● **STATED TASK**
Rewrite every line of the records below as a JSON list of strings, one string per line, with blank lines left out.

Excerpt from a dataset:
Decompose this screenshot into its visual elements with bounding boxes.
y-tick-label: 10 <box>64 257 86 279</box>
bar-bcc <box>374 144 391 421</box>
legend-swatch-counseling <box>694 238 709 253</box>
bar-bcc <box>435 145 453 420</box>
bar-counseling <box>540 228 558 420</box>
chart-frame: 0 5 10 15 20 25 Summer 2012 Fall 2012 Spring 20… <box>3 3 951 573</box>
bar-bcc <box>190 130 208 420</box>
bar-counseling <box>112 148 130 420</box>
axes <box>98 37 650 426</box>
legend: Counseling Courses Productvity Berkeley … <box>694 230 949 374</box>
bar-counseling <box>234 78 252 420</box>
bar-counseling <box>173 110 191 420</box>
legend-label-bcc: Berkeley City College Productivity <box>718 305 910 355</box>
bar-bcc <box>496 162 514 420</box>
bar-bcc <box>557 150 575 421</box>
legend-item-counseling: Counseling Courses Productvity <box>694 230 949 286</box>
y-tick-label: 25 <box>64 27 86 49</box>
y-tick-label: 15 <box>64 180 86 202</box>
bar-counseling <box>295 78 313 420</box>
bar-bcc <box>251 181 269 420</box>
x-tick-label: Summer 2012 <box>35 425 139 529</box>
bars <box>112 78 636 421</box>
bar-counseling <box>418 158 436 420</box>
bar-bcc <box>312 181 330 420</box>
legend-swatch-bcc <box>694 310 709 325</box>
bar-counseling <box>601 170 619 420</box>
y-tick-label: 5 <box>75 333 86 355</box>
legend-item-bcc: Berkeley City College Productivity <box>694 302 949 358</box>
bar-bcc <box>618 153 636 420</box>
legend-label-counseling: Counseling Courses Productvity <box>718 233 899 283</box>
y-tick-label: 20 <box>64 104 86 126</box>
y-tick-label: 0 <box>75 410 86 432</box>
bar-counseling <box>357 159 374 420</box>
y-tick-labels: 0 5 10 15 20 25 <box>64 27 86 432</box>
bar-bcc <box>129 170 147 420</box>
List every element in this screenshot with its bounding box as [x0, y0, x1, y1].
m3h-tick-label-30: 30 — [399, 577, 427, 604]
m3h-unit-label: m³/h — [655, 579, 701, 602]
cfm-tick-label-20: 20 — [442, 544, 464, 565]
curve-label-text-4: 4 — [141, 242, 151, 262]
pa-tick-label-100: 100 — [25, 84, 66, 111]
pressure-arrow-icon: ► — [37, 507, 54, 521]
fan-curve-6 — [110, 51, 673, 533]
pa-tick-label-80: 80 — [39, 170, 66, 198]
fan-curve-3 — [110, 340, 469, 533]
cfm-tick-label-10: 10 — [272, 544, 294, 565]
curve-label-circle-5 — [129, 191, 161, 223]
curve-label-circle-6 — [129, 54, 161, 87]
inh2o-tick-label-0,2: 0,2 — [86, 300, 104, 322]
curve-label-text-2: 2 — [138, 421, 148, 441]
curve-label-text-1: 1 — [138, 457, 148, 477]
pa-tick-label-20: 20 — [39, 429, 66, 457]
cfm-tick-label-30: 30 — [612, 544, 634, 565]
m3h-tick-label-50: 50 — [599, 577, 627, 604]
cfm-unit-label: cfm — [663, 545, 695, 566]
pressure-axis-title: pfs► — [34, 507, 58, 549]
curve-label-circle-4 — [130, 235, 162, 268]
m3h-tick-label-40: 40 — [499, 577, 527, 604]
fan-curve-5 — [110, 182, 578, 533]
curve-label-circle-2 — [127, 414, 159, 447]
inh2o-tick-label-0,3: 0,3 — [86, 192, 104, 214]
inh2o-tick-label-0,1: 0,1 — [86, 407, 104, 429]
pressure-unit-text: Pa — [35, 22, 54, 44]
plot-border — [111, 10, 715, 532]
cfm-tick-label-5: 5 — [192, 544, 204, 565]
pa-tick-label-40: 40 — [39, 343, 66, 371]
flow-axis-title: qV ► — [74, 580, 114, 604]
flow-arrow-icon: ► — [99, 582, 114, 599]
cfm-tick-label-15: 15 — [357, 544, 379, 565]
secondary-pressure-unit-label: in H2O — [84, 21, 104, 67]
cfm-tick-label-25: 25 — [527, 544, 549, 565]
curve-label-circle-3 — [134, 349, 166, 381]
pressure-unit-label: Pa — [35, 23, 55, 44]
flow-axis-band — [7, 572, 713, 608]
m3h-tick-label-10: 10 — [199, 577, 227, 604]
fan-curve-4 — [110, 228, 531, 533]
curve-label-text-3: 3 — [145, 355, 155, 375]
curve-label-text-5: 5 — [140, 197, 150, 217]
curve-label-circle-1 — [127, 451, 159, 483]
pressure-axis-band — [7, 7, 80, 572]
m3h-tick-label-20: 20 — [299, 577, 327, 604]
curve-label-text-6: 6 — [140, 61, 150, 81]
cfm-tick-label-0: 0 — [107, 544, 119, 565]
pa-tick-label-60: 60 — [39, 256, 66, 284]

● **COMPLETE OUTPUT**
[
  "Decompose this screenshot into its visual elements with bounding boxes.",
  "y-tick-label: 10 <box>64 257 86 279</box>",
  "bar-bcc <box>374 144 391 421</box>",
  "legend-swatch-counseling <box>694 238 709 253</box>",
  "bar-bcc <box>435 145 453 420</box>",
  "bar-counseling <box>540 228 558 420</box>",
  "chart-frame: 0 5 10 15 20 25 Summer 2012 Fall 2012 Spring 20… <box>3 3 951 573</box>",
  "bar-bcc <box>190 130 208 420</box>",
  "bar-counseling <box>112 148 130 420</box>",
  "axes <box>98 37 650 426</box>",
  "legend: Counseling Courses Productvity Berkeley … <box>694 230 949 374</box>",
  "bar-counseling <box>234 78 252 420</box>",
  "bar-counseling <box>173 110 191 420</box>",
  "legend-label-bcc: Berkeley City College Productivity <box>718 305 910 355</box>",
  "bar-bcc <box>496 162 514 420</box>",
  "bar-bcc <box>557 150 575 421</box>",
  "legend-item-counseling: Counseling Courses Productvity <box>694 230 949 286</box>",
  "y-tick-label: 25 <box>64 27 86 49</box>",
  "y-tick-label: 15 <box>64 180 86 202</box>",
  "bar-counseling <box>295 78 313 420</box>",
  "bar-bcc <box>251 181 269 420</box>",
  "x-tick-label: Summer 2012 <box>35 425 139 529</box>",
  "bars <box>112 78 636 421</box>",
  "bar-counseling <box>418 158 436 420</box>",
  "bar-bcc <box>312 181 330 420</box>",
  "legend-swatch-bcc <box>694 310 709 325</box>",
  "bar-counseling <box>601 170 619 420</box>",
  "y-tick-label: 5 <box>75 333 86 355</box>",
  "legend-item-bcc: Berkeley City College Productivity <box>694 302 949 358</box>",
  "bar-bcc <box>618 153 636 420</box>",
  "legend-label-counseling: Counseling Courses Productvity <box>718 233 899 283</box>",
  "y-tick-label: 20 <box>64 104 86 126</box>",
  "y-tick-label: 0 <box>75 410 86 432</box>",
  "bar-counseling <box>357 159 374 420</box>",
  "y-tick-labels: 0 5 10 15 20 25 <box>64 27 86 432</box>",
  "bar-bcc <box>129 170 147 420</box>",
  "List every element in this screenshot with its bounding box as [x0, y0, x1, y1].",
  "m3h-tick-label-30: 30 — [399, 577, 427, 604]",
  "m3h-unit-label: m³/h — [655, 579, 701, 602]",
  "cfm-tick-label-20: 20 — [442, 544, 464, 565]",
  "curve-label-text-4: 4 — [141, 242, 151, 262]",
  "pa-tick-label-100: 100 — [25, 84, 66, 111]",
  "pressure-arrow-icon: ► — [37, 507, 54, 521]",
  "fan-curve-6 — [110, 51, 673, 533]",
  "pa-tick-label-80: 80 — [39, 170, 66, 198]",
  "fan-curve-3 — [110, 340, 469, 533]",
  "cfm-tick-label-10: 10 — [272, 544, 294, 565]",
  "curve-label-circle-5 — [129, 191, 161, 223]",
  "curve-label-circle-6 — [129, 54, 161, 87]",
  "inh2o-tick-label-0,2: 0,2 — [86, 300, 104, 322]",
  "curve-label-text-2: 2 — [138, 421, 148, 441]",
  "curve-label-text-1: 1 — [138, 457, 148, 477]",
  "pa-tick-label-20: 20 — [39, 429, 66, 457]",
  "cfm-tick-label-30: 30 — [612, 544, 634, 565]",
  "m3h-tick-label-50: 50 — [599, 577, 627, 604]",
  "cfm-unit-label: cfm — [663, 545, 695, 566]",
  "pressure-axis-title: pfs► — [34, 507, 58, 549]",
  "curve-label-circle-4 — [130, 235, 162, 268]",
  "m3h-tick-label-40: 40 — [499, 577, 527, 604]",
  "fan-curve-5 — [110, 182, 578, 533]",
  "curve-label-circle-2 — [127, 414, 159, 447]",
  "inh2o-tick-label-0,3: 0,3 — [86, 192, 104, 214]",
  "inh2o-tick-label-0,1: 0,1 — [86, 407, 104, 429]",
  "pressure-unit-text: Pa — [35, 22, 54, 44]",
  "plot-border — [111, 10, 715, 532]",
  "cfm-tick-label-5: 5 — [192, 544, 204, 565]",
  "pa-tick-label-40: 40 — [39, 343, 66, 371]",
  "flow-axis-title: qV ► — [74, 580, 114, 604]",
  "flow-arrow-icon: ► — [99, 582, 114, 599]",
  "cfm-tick-label-15: 15 — [357, 544, 379, 565]",
  "secondary-pressure-unit-label: in H2O — [84, 21, 104, 67]",
  "cfm-tick-label-25: 25 — [527, 544, 549, 565]",
  "curve-label-circle-3 — [134, 349, 166, 381]",
  "pressure-unit-label: Pa — [35, 23, 55, 44]",
  "flow-axis-band — [7, 572, 713, 608]",
  "m3h-tick-label-10: 10 — [199, 577, 227, 604]",
  "fan-curve-4 — [110, 228, 531, 533]",
  "curve-label-text-3: 3 — [145, 355, 155, 375]",
  "curve-label-text-5: 5 — [140, 197, 150, 217]",
  "curve-label-circle-1 — [127, 451, 159, 483]",
  "pressure-axis-band — [7, 7, 80, 572]",
  "m3h-tick-label-20: 20 — [299, 577, 327, 604]",
  "curve-label-text-6: 6 — [140, 61, 150, 81]",
  "cfm-tick-label-0: 0 — [107, 544, 119, 565]",
  "pa-tick-label-60: 60 — [39, 256, 66, 284]"
]